Every line of the material is to be quoted verbatim, minus the pictures.
## begin THE INPUT
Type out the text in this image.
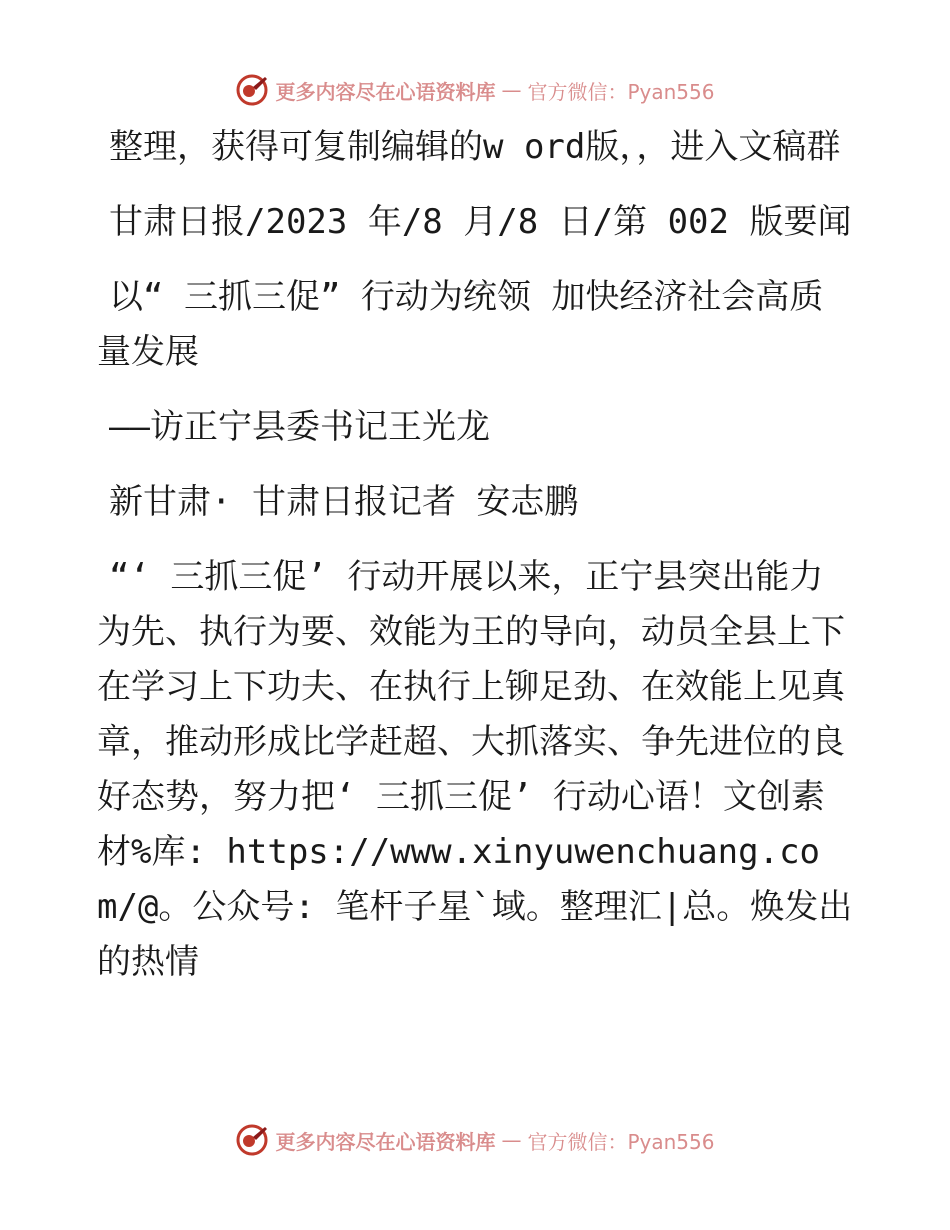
更多内容尽在心语资料库 — 官方微信：Pyan556

整理，获得可复制编辑的w ord版，，进入文稿群

甘肃日报/2023 年/8 月/8 日/第 002 版要闻

以“ 三抓三促” 行动为统领 加快经济社会高质量发展

——访正宁县委书记王光龙

新甘肃· 甘肃日报记者 安志鹏

“‘ 三抓三促’ 行动开展以来，正宁县突出能力为先、执行为要、效能为王的导向，动员全县上下在学习上下功夫、在执行上铆足劲、在效能上见真章，推动形成比学赶超、大抓落实、争先进位的良好态势，努力把‘ 三抓三促’ 行动心语！文创素材%库: https://www.xinyuwenchuang.com/@。公众号: 笔杆子星`域。整理汇|总。焕发出的热情

更多内容尽在心语资料库 — 官方微信：Pyan556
## end THE INPUT
▸ **SOLVED EXERCISE**:
Type out the text in this image.
更多内容尽在心语资料库 — 官方微信：Pyan556

整理，获得可复制编辑的w ord版，，进入文稿群

甘肃日报/2023 年/8 月/8 日/第 002 版要闻

以“ 三抓三促” 行动为统领 加快经济社会高质量发展

——访正宁县委书记王光龙

新甘肃· 甘肃日报记者 安志鹏

“‘ 三抓三促’ 行动开展以来，正宁县突出能力为先、执行为要、效能为王的导向，动员全县上下在学习上下功夫、在执行上铆足劲、在效能上见真章，推动形成比学赶超、大抓落实、争先进位的良好态势，努力把‘ 三抓三促’ 行动心语！文创素材%库: https://www.xinyuwenchuang.com/@。公众号: 笔杆子星`域。整理汇|总。焕发出的热情

更多内容尽在心语资料库 — 官方微信：Pyan556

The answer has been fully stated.